──────── Supplied material

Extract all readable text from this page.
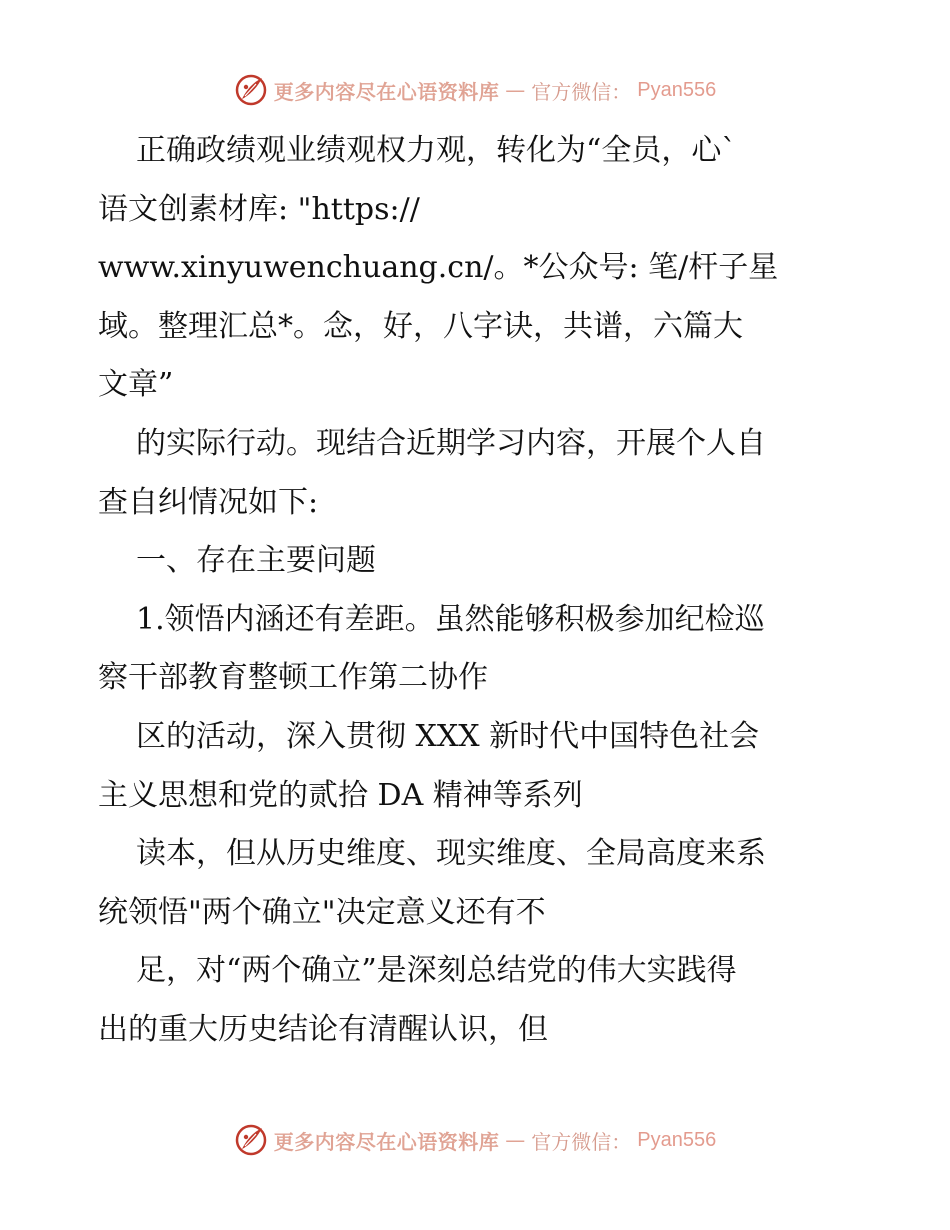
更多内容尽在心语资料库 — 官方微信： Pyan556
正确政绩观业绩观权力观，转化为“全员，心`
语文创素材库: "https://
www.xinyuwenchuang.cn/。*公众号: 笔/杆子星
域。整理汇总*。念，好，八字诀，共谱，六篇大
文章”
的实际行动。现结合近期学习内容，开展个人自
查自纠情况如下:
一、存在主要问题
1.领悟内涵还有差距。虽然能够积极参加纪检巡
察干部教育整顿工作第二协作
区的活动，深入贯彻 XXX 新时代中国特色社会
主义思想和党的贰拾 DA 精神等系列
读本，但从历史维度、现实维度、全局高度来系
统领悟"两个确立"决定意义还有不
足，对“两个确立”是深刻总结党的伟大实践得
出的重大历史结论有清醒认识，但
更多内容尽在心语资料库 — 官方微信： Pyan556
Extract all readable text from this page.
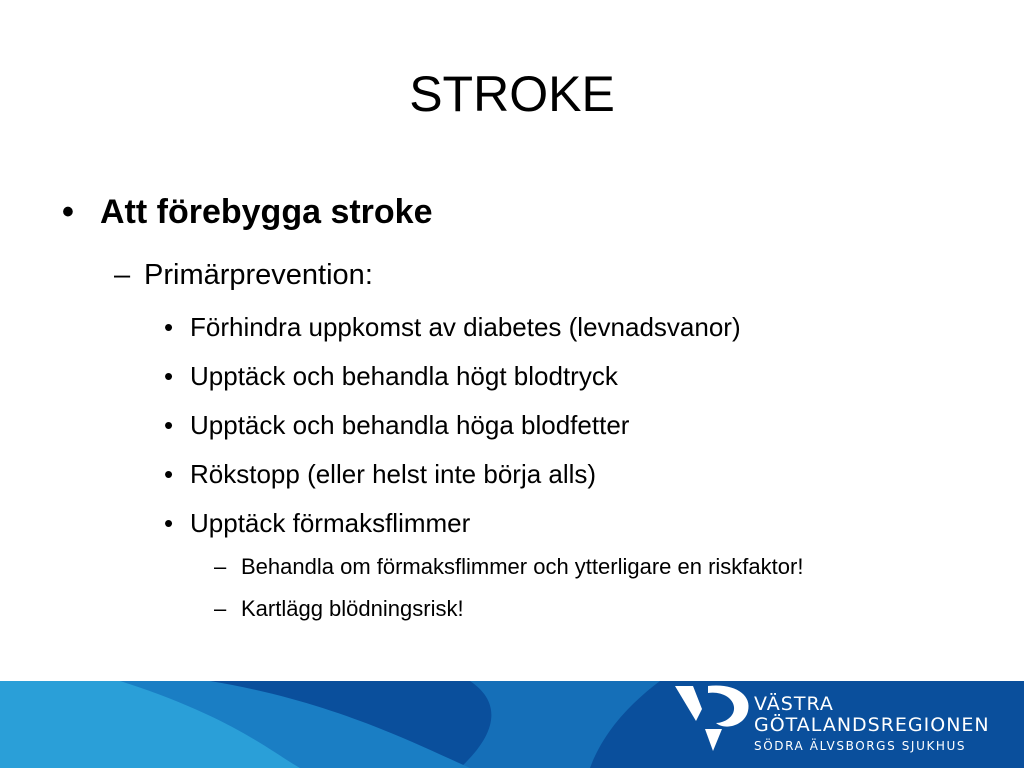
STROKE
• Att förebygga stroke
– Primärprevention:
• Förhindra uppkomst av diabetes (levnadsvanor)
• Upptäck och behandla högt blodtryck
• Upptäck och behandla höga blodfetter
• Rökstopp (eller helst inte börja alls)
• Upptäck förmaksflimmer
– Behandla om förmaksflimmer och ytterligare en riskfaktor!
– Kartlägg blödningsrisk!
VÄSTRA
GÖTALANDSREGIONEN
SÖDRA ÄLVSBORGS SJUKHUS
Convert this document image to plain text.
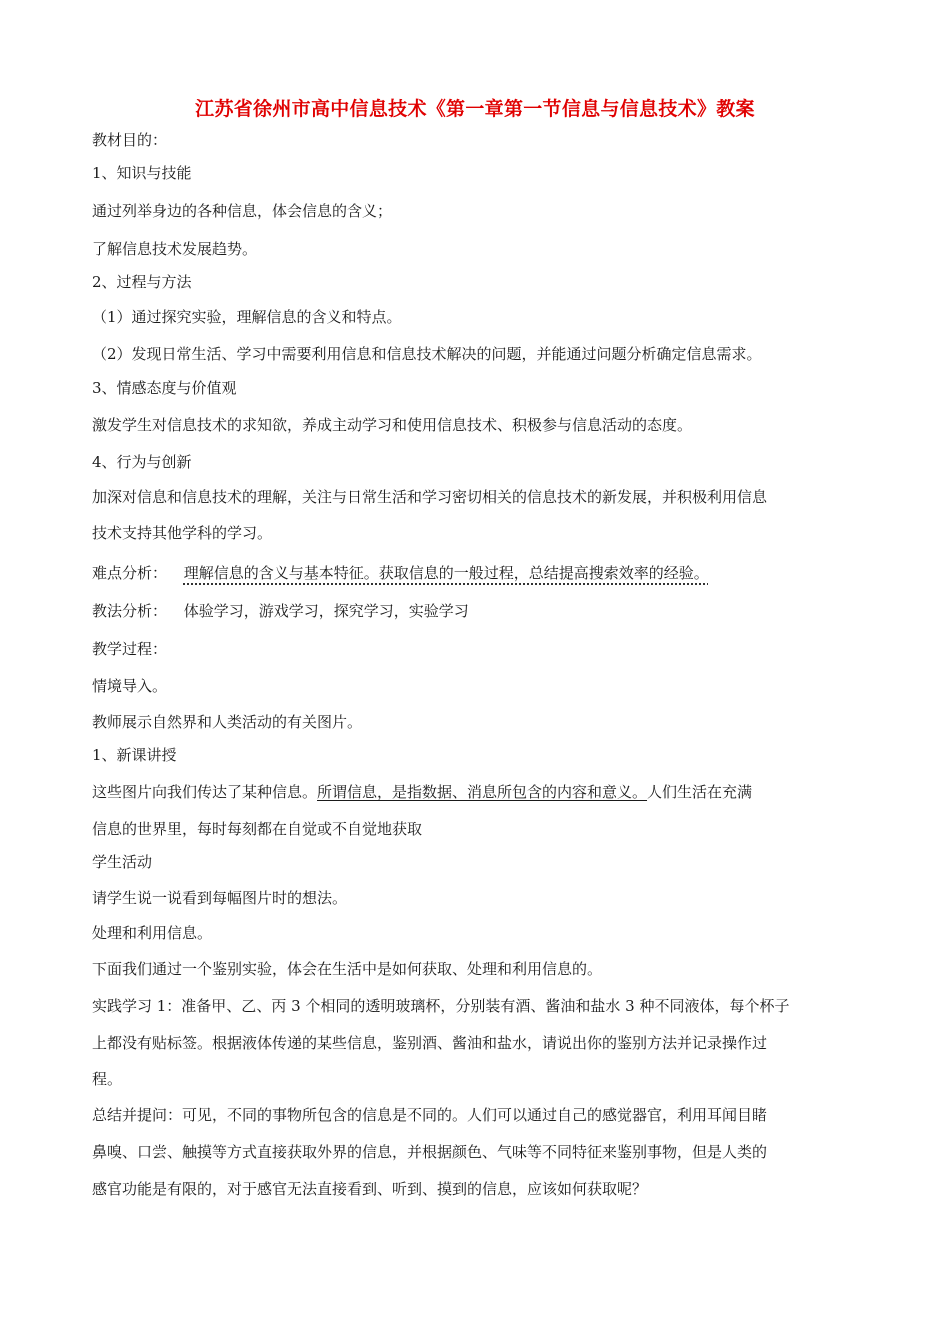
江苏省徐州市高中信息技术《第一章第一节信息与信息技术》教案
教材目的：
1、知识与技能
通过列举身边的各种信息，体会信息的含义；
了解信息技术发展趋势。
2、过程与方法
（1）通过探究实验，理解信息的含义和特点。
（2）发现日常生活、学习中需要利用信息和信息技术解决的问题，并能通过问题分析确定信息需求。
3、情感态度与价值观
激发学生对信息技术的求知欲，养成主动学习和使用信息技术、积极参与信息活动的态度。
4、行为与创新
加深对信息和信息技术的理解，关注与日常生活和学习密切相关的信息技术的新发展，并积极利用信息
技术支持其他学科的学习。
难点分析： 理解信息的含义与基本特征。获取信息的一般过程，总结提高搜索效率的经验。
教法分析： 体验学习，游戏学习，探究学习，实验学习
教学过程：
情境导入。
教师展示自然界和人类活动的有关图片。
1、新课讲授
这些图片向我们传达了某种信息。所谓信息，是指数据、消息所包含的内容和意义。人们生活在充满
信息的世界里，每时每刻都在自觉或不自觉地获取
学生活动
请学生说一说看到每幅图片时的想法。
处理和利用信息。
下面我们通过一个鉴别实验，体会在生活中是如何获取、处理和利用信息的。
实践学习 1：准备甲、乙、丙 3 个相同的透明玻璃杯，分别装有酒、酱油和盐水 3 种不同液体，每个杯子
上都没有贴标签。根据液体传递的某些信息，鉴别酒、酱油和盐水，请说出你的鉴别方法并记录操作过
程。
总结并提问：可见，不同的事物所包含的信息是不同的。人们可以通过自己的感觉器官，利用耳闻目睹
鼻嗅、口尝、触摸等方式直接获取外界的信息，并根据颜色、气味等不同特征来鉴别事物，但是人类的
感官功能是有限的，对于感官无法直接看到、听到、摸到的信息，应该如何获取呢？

────────────────

### What is needed
Quote the entries in full. Any image among them is to be omitted from the copy.

### Expected answer
Extract all readable text from this page.
更多内容尽在心语资料库 — 官方微信： Pyan556
正确政绩观业绩观权力观，转化为“全员，心`
语文创素材库: "https://
www.xinyuwenchuang.cn/。*公众号: 笔/杆子星
域。整理汇总*。念，好，八字诀，共谱，六篇大
文章”
的实际行动。现结合近期学习内容，开展个人自
查自纠情况如下:
一、存在主要问题
1.领悟内涵还有差距。虽然能够积极参加纪检巡
察干部教育整顿工作第二协作
区的活动，深入贯彻 XXX 新时代中国特色社会
主义思想和党的贰拾 DA 精神等系列
读本，但从历史维度、现实维度、全局高度来系
统领悟"两个确立"决定意义还有不
足，对“两个确立”是深刻总结党的伟大实践得
出的重大历史结论有清醒认识，但
更多内容尽在心语资料库 — 官方微信： Pyan556
Extract all readable text from this page.
STROKE
• Att förebygga stroke
– Primärprevention:
• Förhindra uppkomst av diabetes (levnadsvanor)
• Upptäck och behandla högt blodtryck
• Upptäck och behandla höga blodfetter
• Rökstopp (eller helst inte börja alls)
• Upptäck förmaksflimmer
– Behandla om förmaksflimmer och ytterligare en riskfaktor!
– Kartlägg blödningsrisk!
VÄSTRA
GÖTALANDSREGIONEN
SÖDRA ÄLVSBORGS SJUKHUS
Convert this document image to plain text.
江苏省徐州市高中信息技术《第一章第一节信息与信息技术》教案
教材目的：
1、知识与技能
通过列举身边的各种信息，体会信息的含义；
了解信息技术发展趋势。
2、过程与方法
（1）通过探究实验，理解信息的含义和特点。
（2）发现日常生活、学习中需要利用信息和信息技术解决的问题，并能通过问题分析确定信息需求。
3、情感态度与价值观
激发学生对信息技术的求知欲，养成主动学习和使用信息技术、积极参与信息活动的态度。
4、行为与创新
加深对信息和信息技术的理解，关注与日常生活和学习密切相关的信息技术的新发展，并积极利用信息
技术支持其他学科的学习。
难点分析： 理解信息的含义与基本特征。获取信息的一般过程，总结提高搜索效率的经验。
教法分析： 体验学习，游戏学习，探究学习，实验学习
教学过程：
情境导入。
教师展示自然界和人类活动的有关图片。
1、新课讲授
这些图片向我们传达了某种信息。所谓信息，是指数据、消息所包含的内容和意义。人们生活在充满
信息的世界里，每时每刻都在自觉或不自觉地获取
学生活动
请学生说一说看到每幅图片时的想法。
处理和利用信息。
下面我们通过一个鉴别实验，体会在生活中是如何获取、处理和利用信息的。
实践学习 1：准备甲、乙、丙 3 个相同的透明玻璃杯，分别装有酒、酱油和盐水 3 种不同液体，每个杯子
上都没有贴标签。根据液体传递的某些信息，鉴别酒、酱油和盐水，请说出你的鉴别方法并记录操作过
程。
总结并提问：可见，不同的事物所包含的信息是不同的。人们可以通过自己的感觉器官，利用耳闻目睹
鼻嗅、口尝、触摸等方式直接获取外界的信息，并根据颜色、气味等不同特征来鉴别事物，但是人类的
感官功能是有限的，对于感官无法直接看到、听到、摸到的信息，应该如何获取呢？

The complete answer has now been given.